#### [Directions]
Filter the entries below, keeping only lines with the word "Alpha".

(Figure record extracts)
-.-.-
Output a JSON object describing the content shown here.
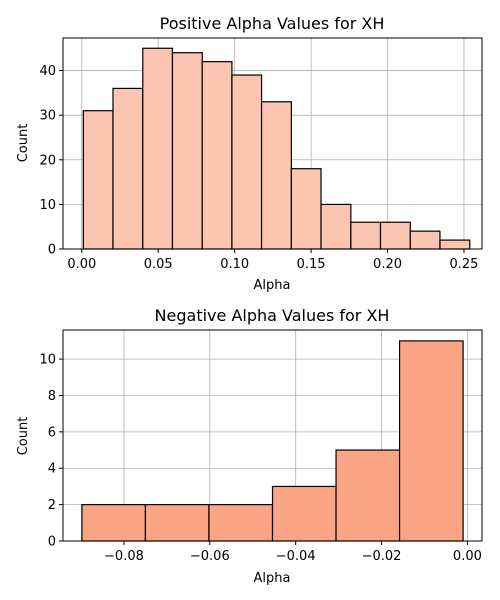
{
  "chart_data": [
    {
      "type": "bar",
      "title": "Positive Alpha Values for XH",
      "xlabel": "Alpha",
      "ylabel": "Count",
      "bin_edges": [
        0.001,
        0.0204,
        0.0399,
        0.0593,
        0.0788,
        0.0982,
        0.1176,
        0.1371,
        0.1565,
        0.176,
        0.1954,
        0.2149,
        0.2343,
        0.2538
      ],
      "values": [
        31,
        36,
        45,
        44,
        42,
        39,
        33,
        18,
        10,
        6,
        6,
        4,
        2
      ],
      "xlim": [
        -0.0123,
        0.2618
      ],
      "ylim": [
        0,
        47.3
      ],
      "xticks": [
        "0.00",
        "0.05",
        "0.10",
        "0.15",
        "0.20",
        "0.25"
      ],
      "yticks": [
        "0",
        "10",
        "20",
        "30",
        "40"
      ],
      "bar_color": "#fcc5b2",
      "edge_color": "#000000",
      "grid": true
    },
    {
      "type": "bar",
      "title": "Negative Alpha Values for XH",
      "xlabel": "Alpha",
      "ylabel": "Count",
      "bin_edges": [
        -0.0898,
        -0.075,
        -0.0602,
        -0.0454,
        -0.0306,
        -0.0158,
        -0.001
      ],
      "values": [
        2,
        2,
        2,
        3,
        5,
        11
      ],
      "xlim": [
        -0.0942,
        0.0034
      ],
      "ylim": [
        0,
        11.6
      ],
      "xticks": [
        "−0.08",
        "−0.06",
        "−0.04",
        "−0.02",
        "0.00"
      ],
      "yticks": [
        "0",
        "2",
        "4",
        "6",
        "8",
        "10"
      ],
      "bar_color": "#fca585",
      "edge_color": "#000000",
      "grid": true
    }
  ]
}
-.-.-
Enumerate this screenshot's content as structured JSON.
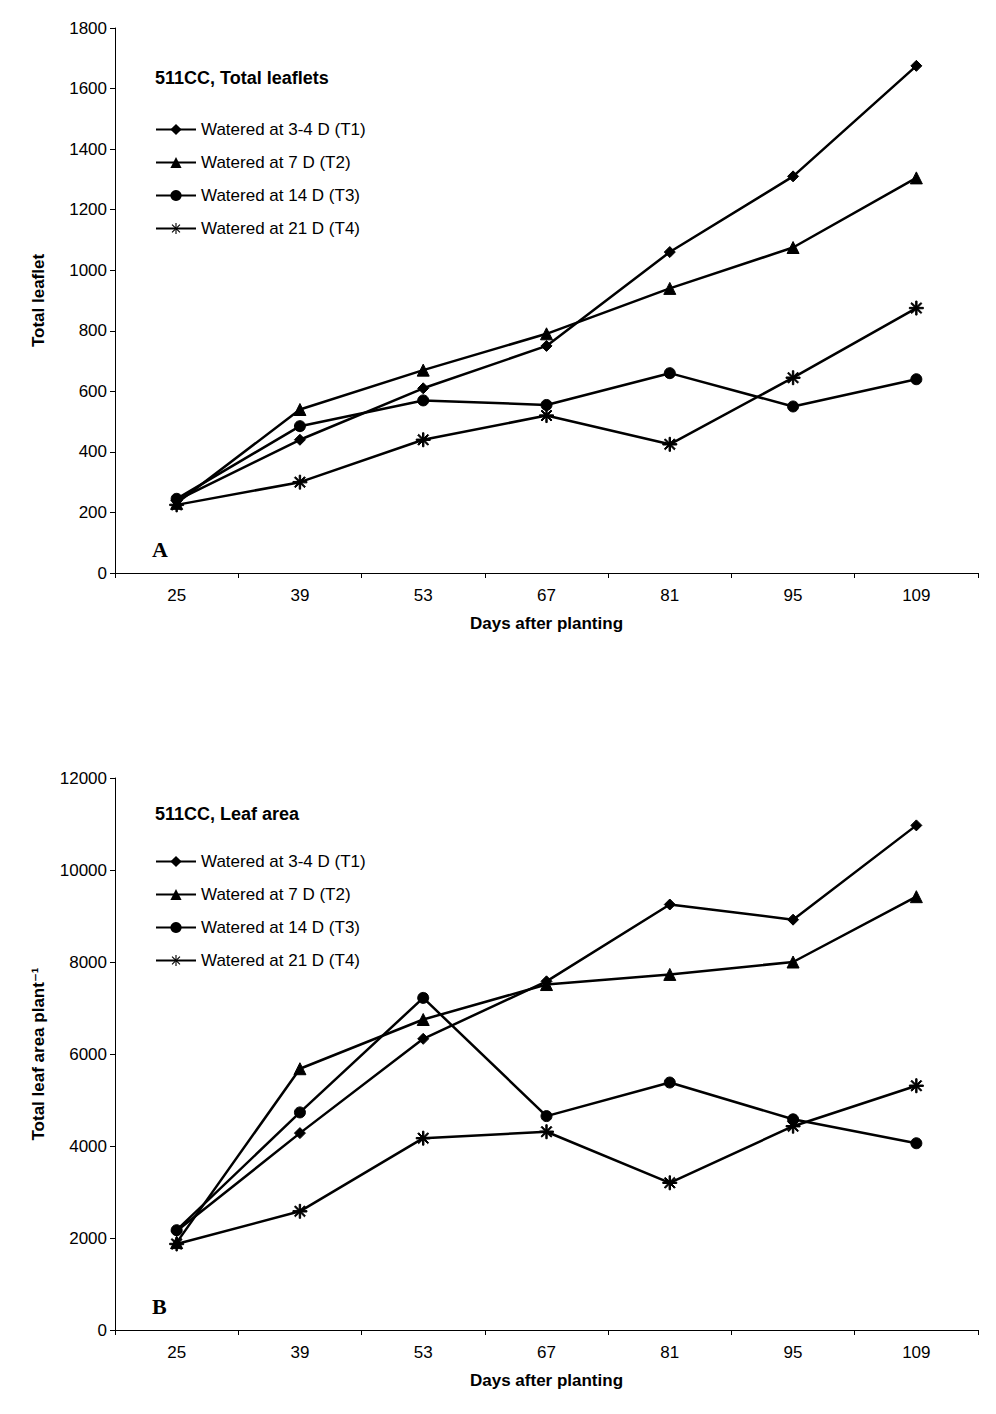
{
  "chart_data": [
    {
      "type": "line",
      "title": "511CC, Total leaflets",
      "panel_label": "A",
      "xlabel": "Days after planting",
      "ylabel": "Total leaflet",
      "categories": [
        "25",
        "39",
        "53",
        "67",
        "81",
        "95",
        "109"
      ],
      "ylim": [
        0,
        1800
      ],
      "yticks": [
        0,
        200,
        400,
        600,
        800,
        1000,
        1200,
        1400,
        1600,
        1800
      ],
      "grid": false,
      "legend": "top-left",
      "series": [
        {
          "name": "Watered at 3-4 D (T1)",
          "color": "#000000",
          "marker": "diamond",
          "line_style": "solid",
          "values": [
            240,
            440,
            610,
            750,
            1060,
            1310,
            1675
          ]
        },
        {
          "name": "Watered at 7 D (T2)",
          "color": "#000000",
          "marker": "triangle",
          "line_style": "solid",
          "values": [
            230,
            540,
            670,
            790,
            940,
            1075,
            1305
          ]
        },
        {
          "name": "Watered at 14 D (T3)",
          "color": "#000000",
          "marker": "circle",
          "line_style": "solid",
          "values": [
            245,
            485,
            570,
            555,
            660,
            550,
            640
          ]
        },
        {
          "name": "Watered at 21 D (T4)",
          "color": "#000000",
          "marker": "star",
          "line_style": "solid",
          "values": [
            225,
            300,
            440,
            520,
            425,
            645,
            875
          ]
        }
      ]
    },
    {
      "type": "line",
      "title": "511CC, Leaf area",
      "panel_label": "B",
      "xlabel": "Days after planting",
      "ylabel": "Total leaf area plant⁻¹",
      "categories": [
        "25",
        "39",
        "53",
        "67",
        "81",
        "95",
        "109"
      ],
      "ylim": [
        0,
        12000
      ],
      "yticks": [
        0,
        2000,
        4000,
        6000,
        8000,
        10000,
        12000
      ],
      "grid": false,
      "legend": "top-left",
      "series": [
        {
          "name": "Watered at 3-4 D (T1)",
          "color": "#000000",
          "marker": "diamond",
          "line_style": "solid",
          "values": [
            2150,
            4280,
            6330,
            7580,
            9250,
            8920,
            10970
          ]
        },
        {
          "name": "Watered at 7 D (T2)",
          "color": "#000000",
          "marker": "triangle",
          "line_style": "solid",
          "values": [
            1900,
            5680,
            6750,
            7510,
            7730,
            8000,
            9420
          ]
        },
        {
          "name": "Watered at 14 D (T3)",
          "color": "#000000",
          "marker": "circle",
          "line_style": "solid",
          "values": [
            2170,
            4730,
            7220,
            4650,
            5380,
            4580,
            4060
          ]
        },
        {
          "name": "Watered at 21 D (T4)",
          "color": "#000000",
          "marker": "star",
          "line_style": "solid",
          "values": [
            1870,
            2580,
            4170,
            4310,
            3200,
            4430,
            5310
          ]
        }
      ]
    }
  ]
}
-.-.-
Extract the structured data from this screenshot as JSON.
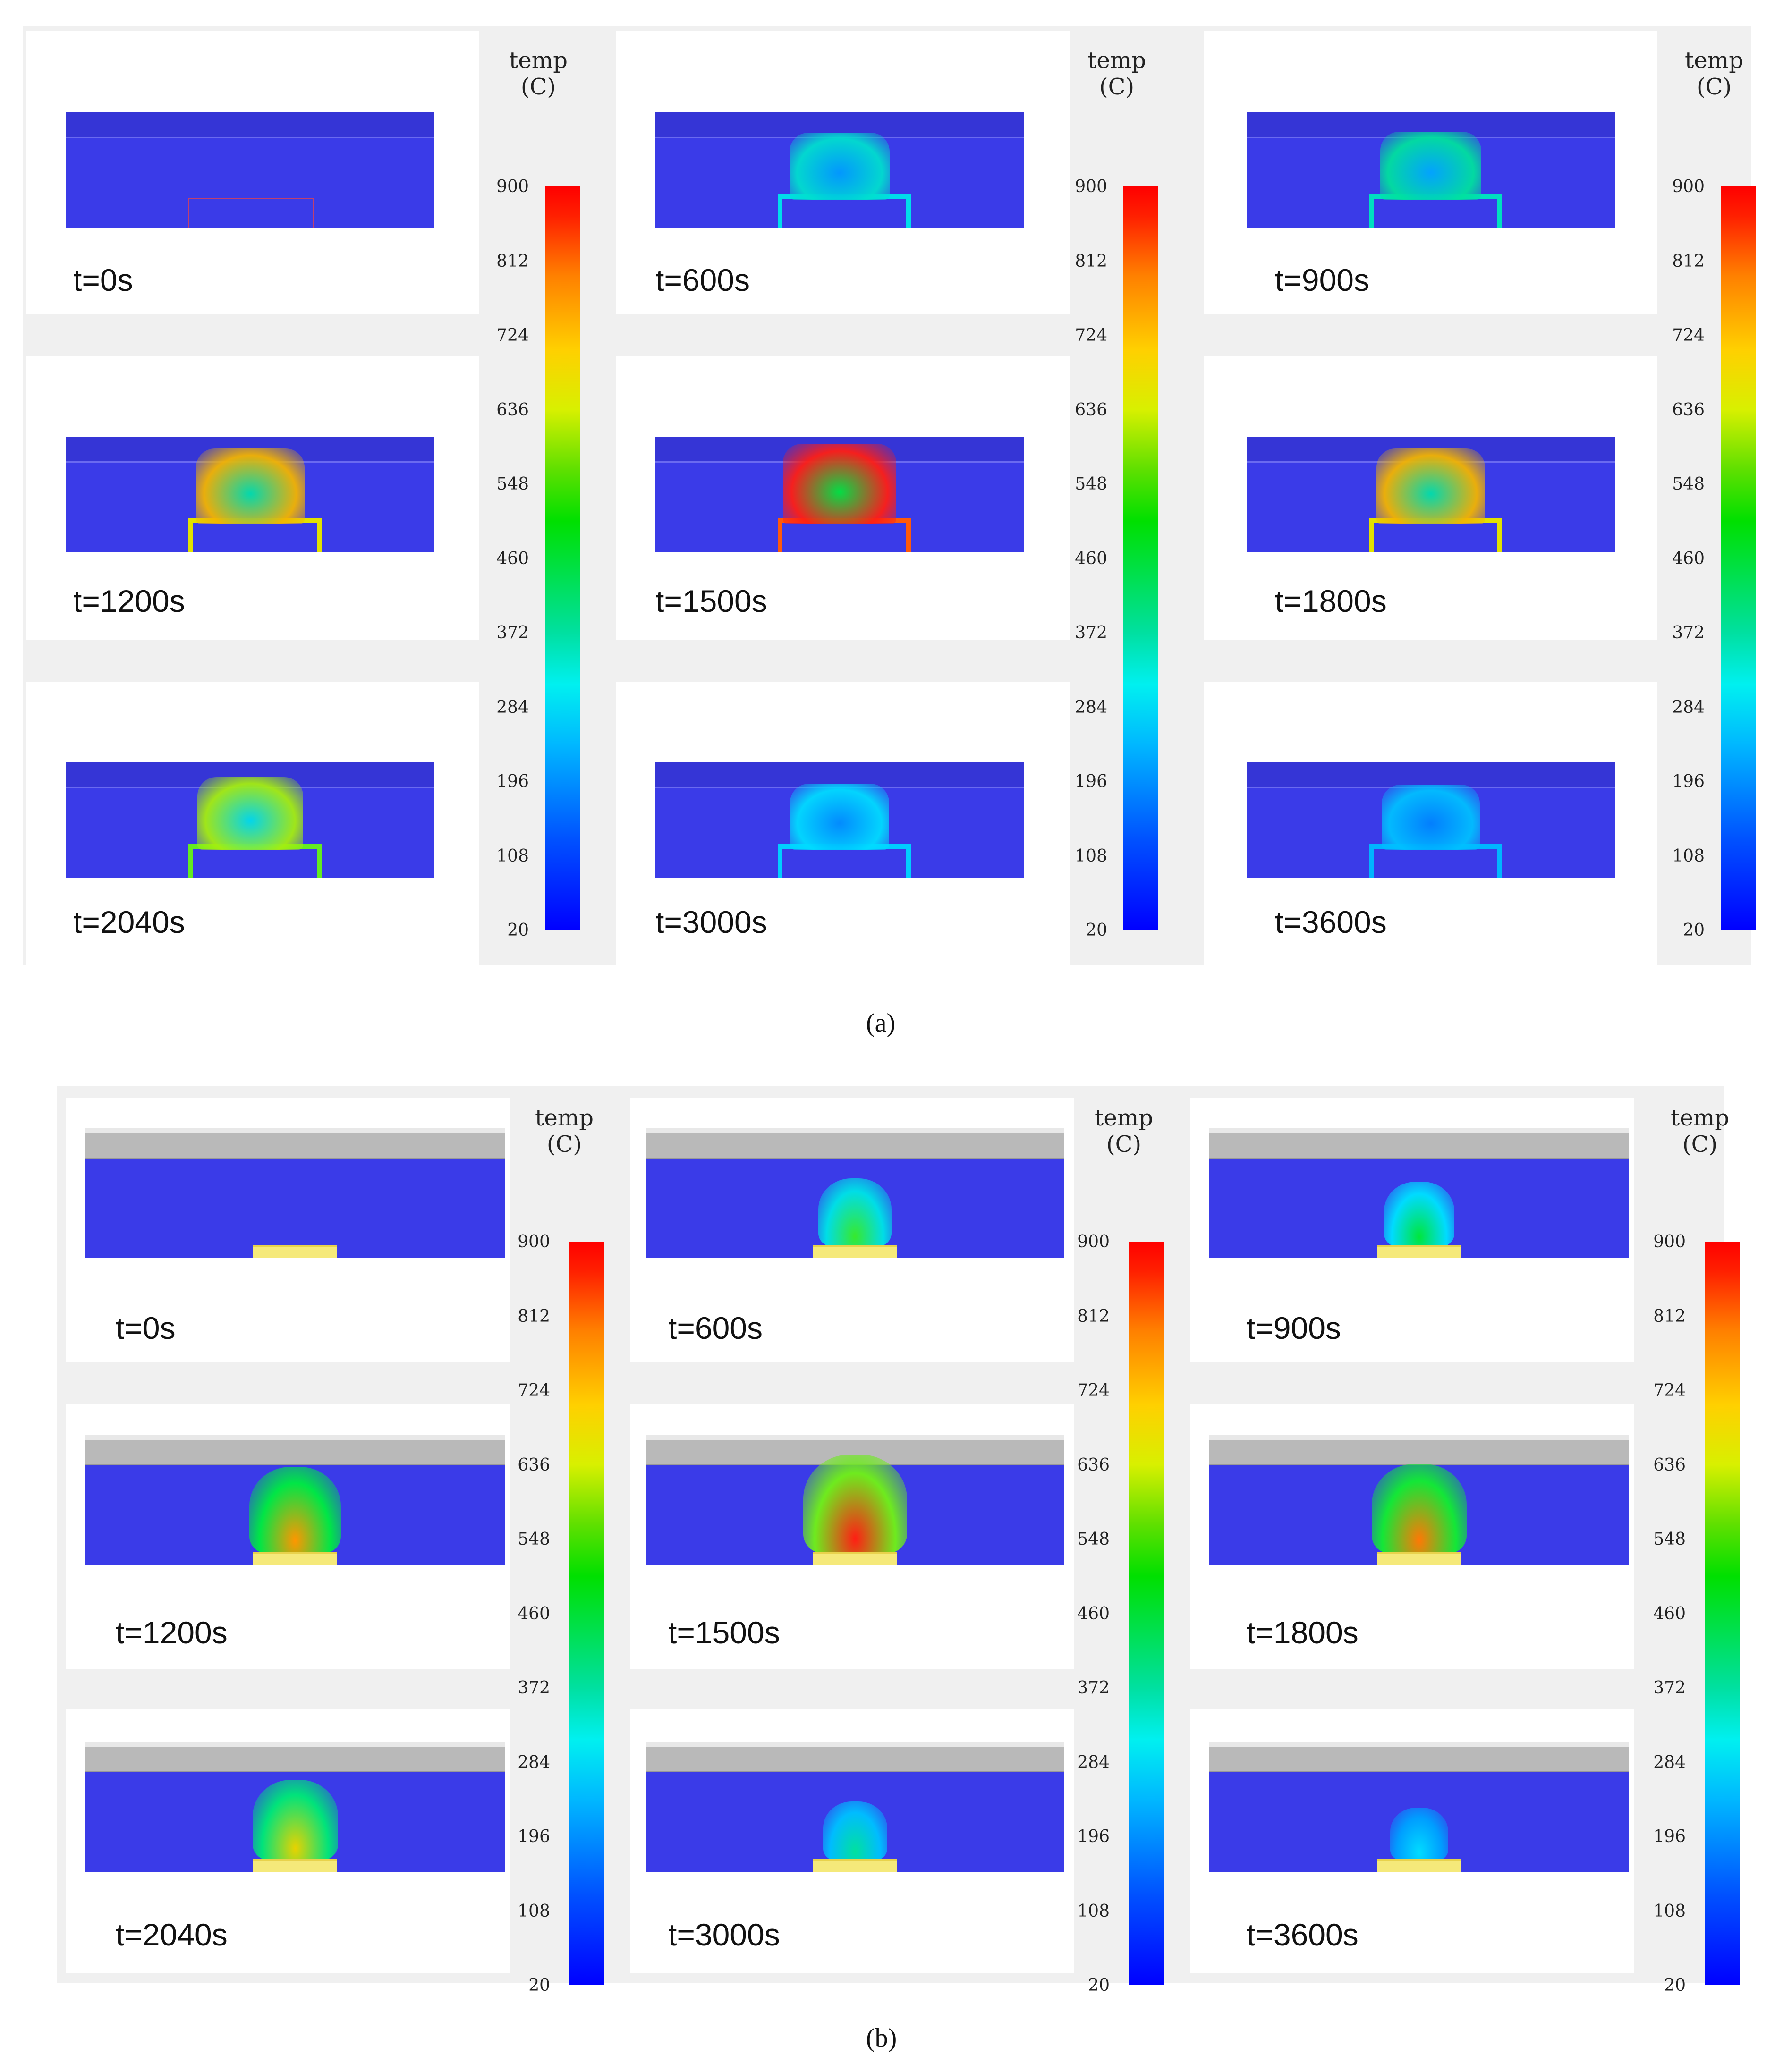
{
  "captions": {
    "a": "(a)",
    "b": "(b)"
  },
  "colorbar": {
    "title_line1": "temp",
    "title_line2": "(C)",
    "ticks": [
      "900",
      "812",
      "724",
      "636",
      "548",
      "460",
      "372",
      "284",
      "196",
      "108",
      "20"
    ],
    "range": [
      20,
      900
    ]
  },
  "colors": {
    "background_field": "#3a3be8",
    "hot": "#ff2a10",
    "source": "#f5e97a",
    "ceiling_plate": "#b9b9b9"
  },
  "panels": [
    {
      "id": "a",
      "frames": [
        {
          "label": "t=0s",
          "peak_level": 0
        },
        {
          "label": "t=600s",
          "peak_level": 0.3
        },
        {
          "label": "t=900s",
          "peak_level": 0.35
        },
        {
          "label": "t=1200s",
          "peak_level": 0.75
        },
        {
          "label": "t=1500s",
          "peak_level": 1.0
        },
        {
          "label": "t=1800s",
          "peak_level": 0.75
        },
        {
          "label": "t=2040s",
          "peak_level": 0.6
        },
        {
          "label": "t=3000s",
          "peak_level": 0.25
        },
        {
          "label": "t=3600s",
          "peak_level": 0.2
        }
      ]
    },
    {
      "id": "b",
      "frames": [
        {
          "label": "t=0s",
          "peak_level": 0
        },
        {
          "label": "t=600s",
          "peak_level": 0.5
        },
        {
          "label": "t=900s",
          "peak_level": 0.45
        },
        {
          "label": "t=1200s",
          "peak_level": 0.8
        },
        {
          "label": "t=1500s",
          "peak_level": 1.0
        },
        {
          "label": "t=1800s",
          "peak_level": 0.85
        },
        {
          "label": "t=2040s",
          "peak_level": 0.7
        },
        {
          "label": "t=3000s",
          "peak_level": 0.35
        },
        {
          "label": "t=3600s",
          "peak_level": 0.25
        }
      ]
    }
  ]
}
-.-.-
#### [Finished answer]
      "title": "Positive Alpha Values for XH",
      "xlabel": "Alpha",
      "title": "Negative Alpha Values for XH",
      "xlabel": "Alpha",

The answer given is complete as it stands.